# PROBLEM TO WORK ON
All of the entries must be reproduced exactly, with no images carried over.

★ ★ ★ ★ ★ ★ ★

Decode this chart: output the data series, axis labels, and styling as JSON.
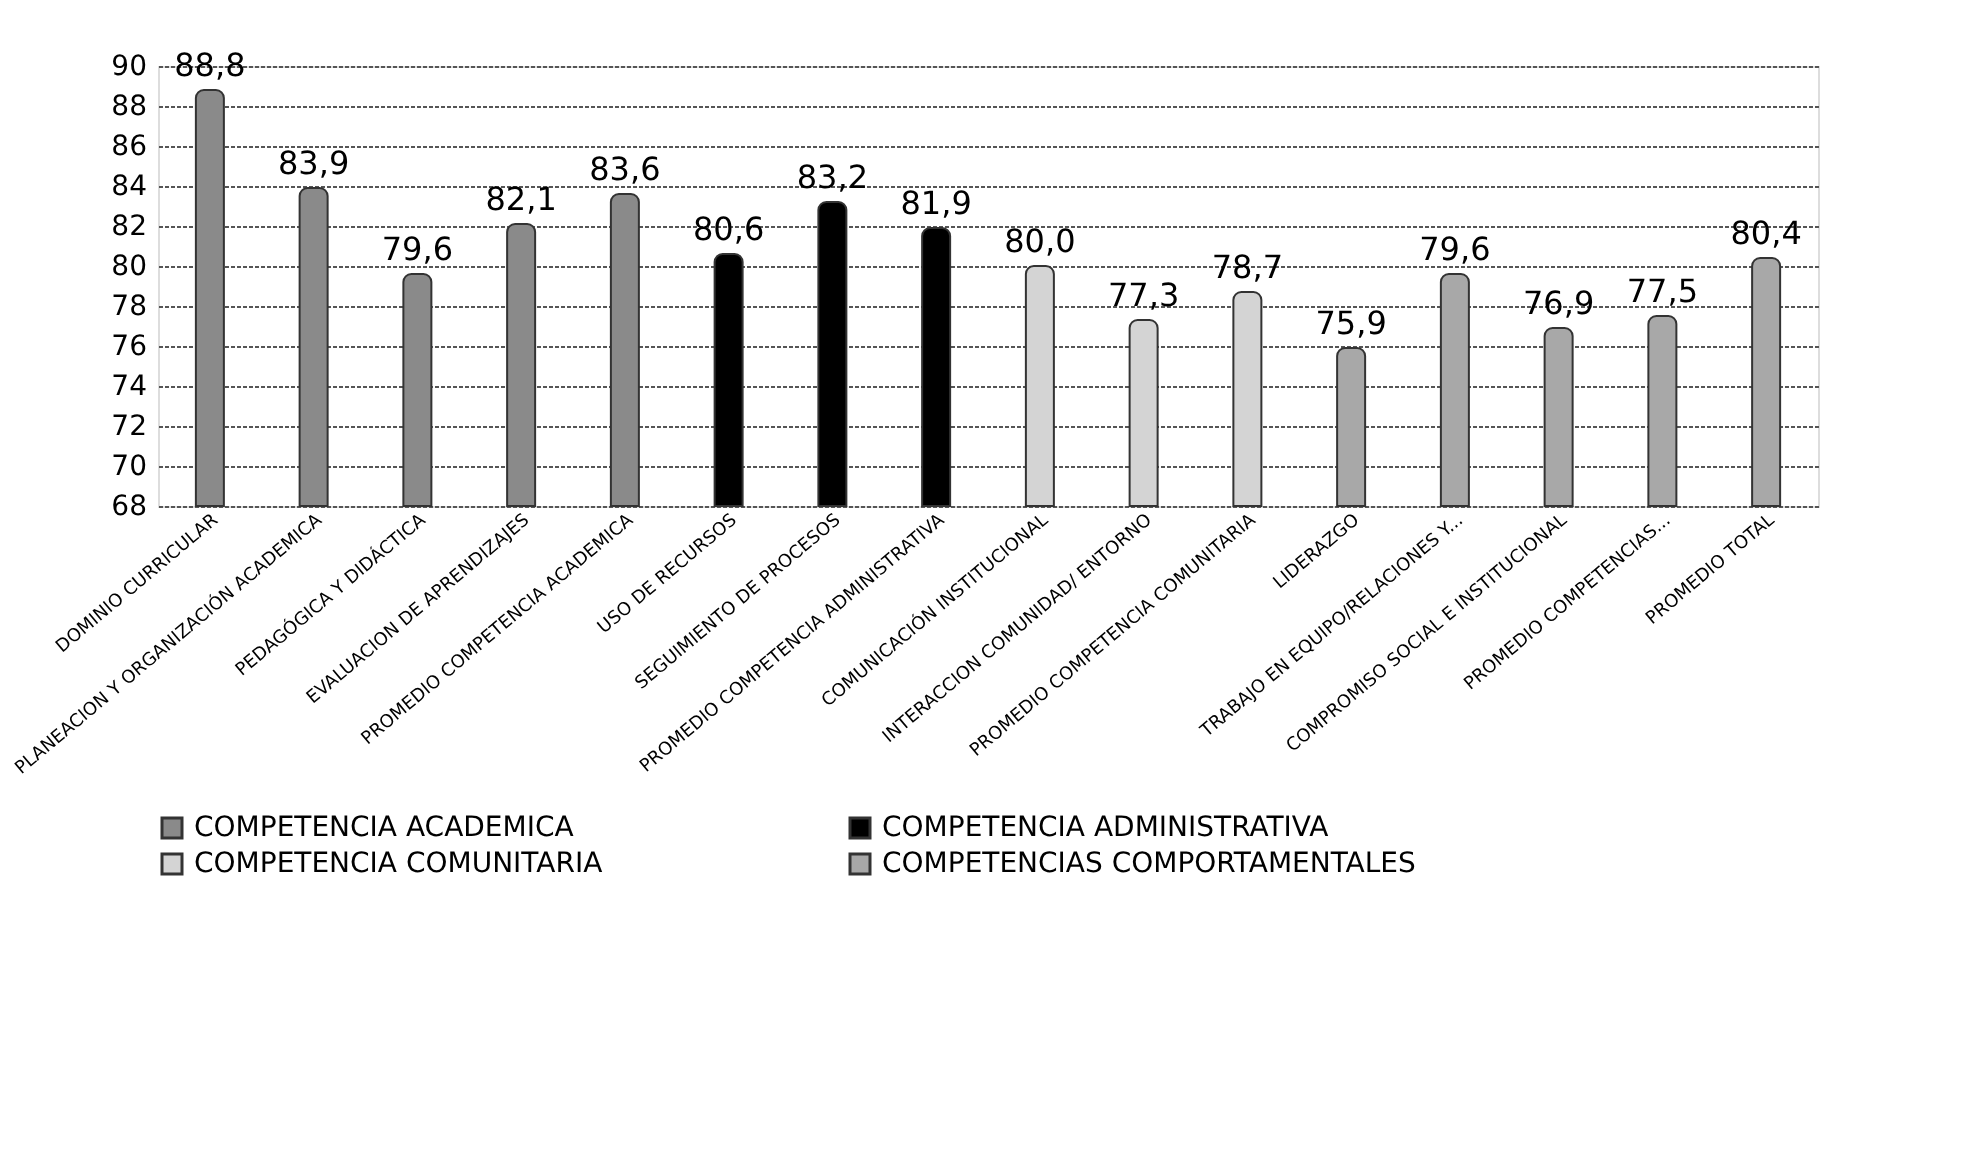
{
  "chart_data": {
    "type": "bar",
    "categories": [
      "DOMINIO CURRICULAR",
      "PLANEACION Y ORGANIZACIÓN ACADEMICA",
      "PEDAGÓGICA Y DIDÁCTICA",
      "EVALUACION DE APRENDIZAJES",
      "PROMEDIO COMPETENCIA ACADEMICA",
      "USO DE RECURSOS",
      "SEGUIMIENTO DE PROCESOS",
      "PROMEDIO COMPETENCIA ADMINISTRATIVA",
      "COMUNICACIÓN INSTITUCIONAL",
      "INTERACCION COMUNIDAD/ ENTORNO",
      "PROMEDIO COMPETENCIA COMUNITARIA",
      "LIDERAZGO",
      "TRABAJO EN EQUIPO/RELACIONES Y...",
      "COMPROMISO SOCIAL E INSTITUCIONAL",
      "PROMEDIO COMPETENCIAS...",
      "PROMEDIO TOTAL"
    ],
    "series": [
      {
        "name": "COMPETENCIA ACADEMICA",
        "color": "#8a8a8a",
        "values": [
          88.8,
          83.9,
          79.6,
          82.1,
          83.6,
          null,
          null,
          null,
          null,
          null,
          null,
          null,
          null,
          null,
          null,
          null
        ],
        "value_labels": [
          "88,8",
          "83,9",
          "79,6",
          "82,1",
          "83,6",
          null,
          null,
          null,
          null,
          null,
          null,
          null,
          null,
          null,
          null,
          null
        ]
      },
      {
        "name": "COMPETENCIA ADMINISTRATIVA",
        "color": "#000000",
        "values": [
          null,
          null,
          null,
          null,
          null,
          80.6,
          83.2,
          81.9,
          null,
          null,
          null,
          null,
          null,
          null,
          null,
          null
        ],
        "value_labels": [
          null,
          null,
          null,
          null,
          null,
          "80,6",
          "83,2",
          "81,9",
          null,
          null,
          null,
          null,
          null,
          null,
          null,
          null
        ]
      },
      {
        "name": "COMPETENCIA COMUNITARIA",
        "color": "#d4d4d4",
        "values": [
          null,
          null,
          null,
          null,
          null,
          null,
          null,
          null,
          80.0,
          77.3,
          78.7,
          null,
          null,
          null,
          null,
          null
        ],
        "value_labels": [
          null,
          null,
          null,
          null,
          null,
          null,
          null,
          null,
          "80,0",
          "77,3",
          "78,7",
          null,
          null,
          null,
          null,
          null
        ]
      },
      {
        "name": "COMPETENCIAS COMPORTAMENTALES",
        "color": "#a8a8a8",
        "values": [
          null,
          null,
          null,
          null,
          null,
          null,
          null,
          null,
          null,
          null,
          null,
          75.9,
          79.6,
          76.9,
          77.5,
          80.4
        ],
        "value_labels": [
          null,
          null,
          null,
          null,
          null,
          null,
          null,
          null,
          null,
          null,
          null,
          "75,9",
          "79,6",
          "76,9",
          "77,5",
          "80,4"
        ]
      }
    ],
    "ylim": [
      68,
      90
    ],
    "yticks": [
      68,
      70,
      72,
      74,
      76,
      78,
      80,
      82,
      84,
      86,
      88,
      90
    ],
    "grid": "y",
    "legend": "bottom"
  }
}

★ ★ ★ ★ ★ ★ ★

# WRITTEN RESPONSE
Decode this chart: output the data series, axis labels, and styling as JSON.
{
  "chart_data": {
    "type": "bar",
    "categories": [
      "DOMINIO CURRICULAR",
      "PLANEACION Y ORGANIZACIÓN ACADEMICA",
      "PEDAGÓGICA Y DIDÁCTICA",
      "EVALUACION DE APRENDIZAJES",
      "PROMEDIO COMPETENCIA ACADEMICA",
      "USO DE RECURSOS",
      "SEGUIMIENTO DE PROCESOS",
      "PROMEDIO COMPETENCIA ADMINISTRATIVA",
      "COMUNICACIÓN INSTITUCIONAL",
      "INTERACCION COMUNIDAD/ ENTORNO",
      "PROMEDIO COMPETENCIA COMUNITARIA",
      "LIDERAZGO",
      "TRABAJO EN EQUIPO/RELACIONES Y...",
      "COMPROMISO SOCIAL E INSTITUCIONAL",
      "PROMEDIO COMPETENCIAS...",
      "PROMEDIO TOTAL"
    ],
    "series": [
      {
        "name": "COMPETENCIA ACADEMICA",
        "color": "#8a8a8a",
        "values": [
          88.8,
          83.9,
          79.6,
          82.1,
          83.6,
          null,
          null,
          null,
          null,
          null,
          null,
          null,
          null,
          null,
          null,
          null
        ],
        "value_labels": [
          "88,8",
          "83,9",
          "79,6",
          "82,1",
          "83,6",
          null,
          null,
          null,
          null,
          null,
          null,
          null,
          null,
          null,
          null,
          null
        ]
      },
      {
        "name": "COMPETENCIA ADMINISTRATIVA",
        "color": "#000000",
        "values": [
          null,
          null,
          null,
          null,
          null,
          80.6,
          83.2,
          81.9,
          null,
          null,
          null,
          null,
          null,
          null,
          null,
          null
        ],
        "value_labels": [
          null,
          null,
          null,
          null,
          null,
          "80,6",
          "83,2",
          "81,9",
          null,
          null,
          null,
          null,
          null,
          null,
          null,
          null
        ]
      },
      {
        "name": "COMPETENCIA COMUNITARIA",
        "color": "#d4d4d4",
        "values": [
          null,
          null,
          null,
          null,
          null,
          null,
          null,
          null,
          80.0,
          77.3,
          78.7,
          null,
          null,
          null,
          null,
          null
        ],
        "value_labels": [
          null,
          null,
          null,
          null,
          null,
          null,
          null,
          null,
          "80,0",
          "77,3",
          "78,7",
          null,
          null,
          null,
          null,
          null
        ]
      },
      {
        "name": "COMPETENCIAS COMPORTAMENTALES",
        "color": "#a8a8a8",
        "values": [
          null,
          null,
          null,
          null,
          null,
          null,
          null,
          null,
          null,
          null,
          null,
          75.9,
          79.6,
          76.9,
          77.5,
          80.4
        ],
        "value_labels": [
          null,
          null,
          null,
          null,
          null,
          null,
          null,
          null,
          null,
          null,
          null,
          "75,9",
          "79,6",
          "76,9",
          "77,5",
          "80,4"
        ]
      }
    ],
    "ylim": [
      68,
      90
    ],
    "yticks": [
      68,
      70,
      72,
      74,
      76,
      78,
      80,
      82,
      84,
      86,
      88,
      90
    ],
    "grid": "y",
    "legend": "bottom"
  }
}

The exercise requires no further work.